(Data records)
§ §
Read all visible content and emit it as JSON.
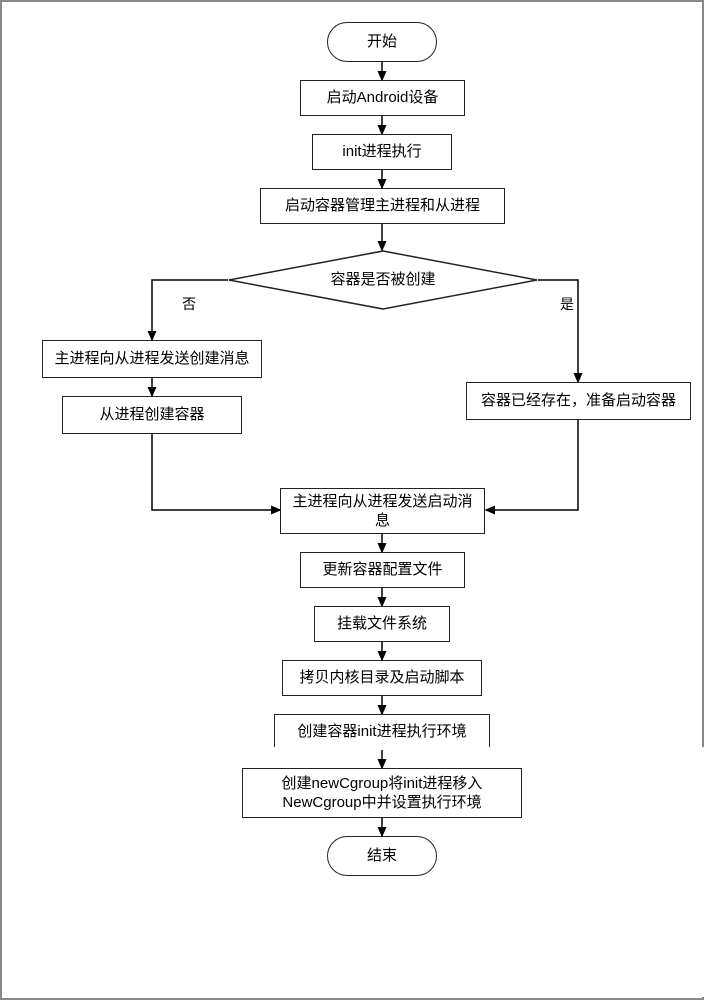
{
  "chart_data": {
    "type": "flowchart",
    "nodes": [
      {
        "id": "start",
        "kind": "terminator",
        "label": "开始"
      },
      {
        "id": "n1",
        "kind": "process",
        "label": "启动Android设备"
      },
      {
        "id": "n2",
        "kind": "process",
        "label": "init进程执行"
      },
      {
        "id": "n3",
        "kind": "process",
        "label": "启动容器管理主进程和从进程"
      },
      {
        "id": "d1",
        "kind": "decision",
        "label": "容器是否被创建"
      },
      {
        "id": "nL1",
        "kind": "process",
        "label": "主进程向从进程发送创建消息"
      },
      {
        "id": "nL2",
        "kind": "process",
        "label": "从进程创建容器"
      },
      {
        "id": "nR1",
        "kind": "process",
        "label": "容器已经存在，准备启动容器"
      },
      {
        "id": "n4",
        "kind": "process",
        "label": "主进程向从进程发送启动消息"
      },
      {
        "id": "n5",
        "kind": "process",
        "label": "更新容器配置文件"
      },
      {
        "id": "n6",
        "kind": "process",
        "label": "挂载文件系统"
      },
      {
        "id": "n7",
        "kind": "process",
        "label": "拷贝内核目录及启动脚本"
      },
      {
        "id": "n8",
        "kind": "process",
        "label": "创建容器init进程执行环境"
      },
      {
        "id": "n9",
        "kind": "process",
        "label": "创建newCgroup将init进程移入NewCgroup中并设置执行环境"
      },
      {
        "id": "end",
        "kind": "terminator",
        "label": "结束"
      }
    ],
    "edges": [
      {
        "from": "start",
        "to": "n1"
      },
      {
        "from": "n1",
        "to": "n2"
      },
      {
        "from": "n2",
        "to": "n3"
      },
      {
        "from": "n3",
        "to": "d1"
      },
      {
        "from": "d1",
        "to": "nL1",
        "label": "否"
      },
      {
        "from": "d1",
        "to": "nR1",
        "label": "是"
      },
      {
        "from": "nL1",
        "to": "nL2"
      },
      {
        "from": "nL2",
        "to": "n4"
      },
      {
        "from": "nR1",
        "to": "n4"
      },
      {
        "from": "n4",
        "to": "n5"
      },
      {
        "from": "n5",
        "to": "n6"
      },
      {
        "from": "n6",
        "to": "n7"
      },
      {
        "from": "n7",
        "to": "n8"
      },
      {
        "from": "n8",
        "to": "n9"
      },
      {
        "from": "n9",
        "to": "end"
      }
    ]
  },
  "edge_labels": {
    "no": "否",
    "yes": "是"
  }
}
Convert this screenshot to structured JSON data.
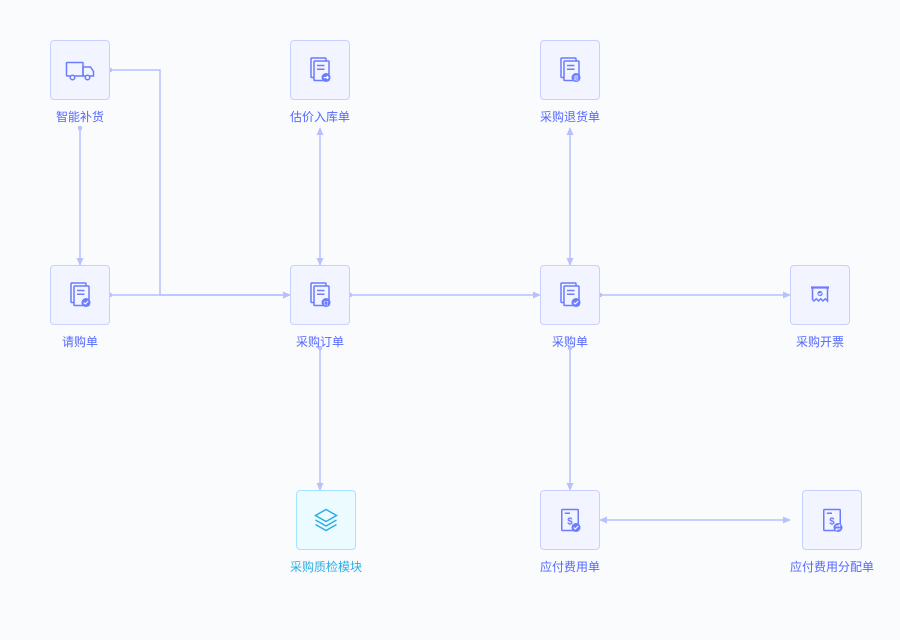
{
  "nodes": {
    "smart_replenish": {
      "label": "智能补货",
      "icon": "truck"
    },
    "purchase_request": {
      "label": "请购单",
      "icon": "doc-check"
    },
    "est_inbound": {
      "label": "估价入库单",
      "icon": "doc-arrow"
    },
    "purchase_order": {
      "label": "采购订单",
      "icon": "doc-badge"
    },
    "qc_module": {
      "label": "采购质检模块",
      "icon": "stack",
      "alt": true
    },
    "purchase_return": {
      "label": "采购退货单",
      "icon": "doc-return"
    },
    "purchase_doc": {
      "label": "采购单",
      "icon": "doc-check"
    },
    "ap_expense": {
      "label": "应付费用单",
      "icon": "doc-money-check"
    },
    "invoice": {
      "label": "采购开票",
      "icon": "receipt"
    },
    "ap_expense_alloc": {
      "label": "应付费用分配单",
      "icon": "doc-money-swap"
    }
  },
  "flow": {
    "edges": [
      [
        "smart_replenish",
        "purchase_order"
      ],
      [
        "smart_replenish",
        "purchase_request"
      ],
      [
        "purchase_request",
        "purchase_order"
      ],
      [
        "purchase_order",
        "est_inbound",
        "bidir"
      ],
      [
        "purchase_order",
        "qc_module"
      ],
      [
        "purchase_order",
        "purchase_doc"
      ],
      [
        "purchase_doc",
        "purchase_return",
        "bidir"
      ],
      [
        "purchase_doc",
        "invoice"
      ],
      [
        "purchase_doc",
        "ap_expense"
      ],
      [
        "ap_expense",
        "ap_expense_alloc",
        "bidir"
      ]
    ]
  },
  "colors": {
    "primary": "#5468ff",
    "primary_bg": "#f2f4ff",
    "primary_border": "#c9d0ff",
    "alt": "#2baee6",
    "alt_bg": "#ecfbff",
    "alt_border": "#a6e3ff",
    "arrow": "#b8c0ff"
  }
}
§ §
*PROBLEM TO SOLVE*: Skipping the pictures, transcribe each line above exactly as it appears.

*EXERCISE OUTPUT*:
Read all visible content and emit it as JSON.
{
  "chart_data": {
    "type": "flowchart",
    "nodes": [
      {
        "id": "start",
        "kind": "terminator",
        "label": "开始"
      },
      {
        "id": "n1",
        "kind": "process",
        "label": "启动Android设备"
      },
      {
        "id": "n2",
        "kind": "process",
        "label": "init进程执行"
      },
      {
        "id": "n3",
        "kind": "process",
        "label": "启动容器管理主进程和从进程"
      },
      {
        "id": "d1",
        "kind": "decision",
        "label": "容器是否被创建"
      },
      {
        "id": "nL1",
        "kind": "process",
        "label": "主进程向从进程发送创建消息"
      },
      {
        "id": "nL2",
        "kind": "process",
        "label": "从进程创建容器"
      },
      {
        "id": "nR1",
        "kind": "process",
        "label": "容器已经存在，准备启动容器"
      },
      {
        "id": "n4",
        "kind": "process",
        "label": "主进程向从进程发送启动消息"
      },
      {
        "id": "n5",
        "kind": "process",
        "label": "更新容器配置文件"
      },
      {
        "id": "n6",
        "kind": "process",
        "label": "挂载文件系统"
      },
      {
        "id": "n7",
        "kind": "process",
        "label": "拷贝内核目录及启动脚本"
      },
      {
        "id": "n8",
        "kind": "process",
        "label": "创建容器init进程执行环境"
      },
      {
        "id": "n9",
        "kind": "process",
        "label": "创建newCgroup将init进程移入NewCgroup中并设置执行环境"
      },
      {
        "id": "end",
        "kind": "terminator",
        "label": "结束"
      }
    ],
    "edges": [
      {
        "from": "start",
        "to": "n1"
      },
      {
        "from": "n1",
        "to": "n2"
      },
      {
        "from": "n2",
        "to": "n3"
      },
      {
        "from": "n3",
        "to": "d1"
      },
      {
        "from": "d1",
        "to": "nL1",
        "label": "否"
      },
      {
        "from": "d1",
        "to": "nR1",
        "label": "是"
      },
      {
        "from": "nL1",
        "to": "nL2"
      },
      {
        "from": "nL2",
        "to": "n4"
      },
      {
        "from": "nR1",
        "to": "n4"
      },
      {
        "from": "n4",
        "to": "n5"
      },
      {
        "from": "n5",
        "to": "n6"
      },
      {
        "from": "n6",
        "to": "n7"
      },
      {
        "from": "n7",
        "to": "n8"
      },
      {
        "from": "n8",
        "to": "n9"
      },
      {
        "from": "n9",
        "to": "end"
      }
    ]
  },
  "edge_labels": {
    "no": "否",
    "yes": "是"
  }
}
Convert this screenshot to structured JSON data.
{
  "nodes": {
    "smart_replenish": {
      "label": "智能补货",
      "icon": "truck"
    },
    "purchase_request": {
      "label": "请购单",
      "icon": "doc-check"
    },
    "est_inbound": {
      "label": "估价入库单",
      "icon": "doc-arrow"
    },
    "purchase_order": {
      "label": "采购订单",
      "icon": "doc-badge"
    },
    "qc_module": {
      "label": "采购质检模块",
      "icon": "stack",
      "alt": true
    },
    "purchase_return": {
      "label": "采购退货单",
      "icon": "doc-return"
    },
    "purchase_doc": {
      "label": "采购单",
      "icon": "doc-check"
    },
    "ap_expense": {
      "label": "应付费用单",
      "icon": "doc-money-check"
    },
    "invoice": {
      "label": "采购开票",
      "icon": "receipt"
    },
    "ap_expense_alloc": {
      "label": "应付费用分配单",
      "icon": "doc-money-swap"
    }
  },
  "flow": {
    "edges": [
      [
        "smart_replenish",
        "purchase_order"
      ],
      [
        "smart_replenish",
        "purchase_request"
      ],
      [
        "purchase_request",
        "purchase_order"
      ],
      [
        "purchase_order",
        "est_inbound",
        "bidir"
      ],
      [
        "purchase_order",
        "qc_module"
      ],
      [
        "purchase_order",
        "purchase_doc"
      ],
      [
        "purchase_doc",
        "purchase_return",
        "bidir"
      ],
      [
        "purchase_doc",
        "invoice"
      ],
      [
        "purchase_doc",
        "ap_expense"
      ],
      [
        "ap_expense",
        "ap_expense_alloc",
        "bidir"
      ]
    ]
  },
  "colors": {
    "primary": "#5468ff",
    "primary_bg": "#f2f4ff",
    "primary_border": "#c9d0ff",
    "alt": "#2baee6",
    "alt_bg": "#ecfbff",
    "alt_border": "#a6e3ff",
    "arrow": "#b8c0ff"
  }
}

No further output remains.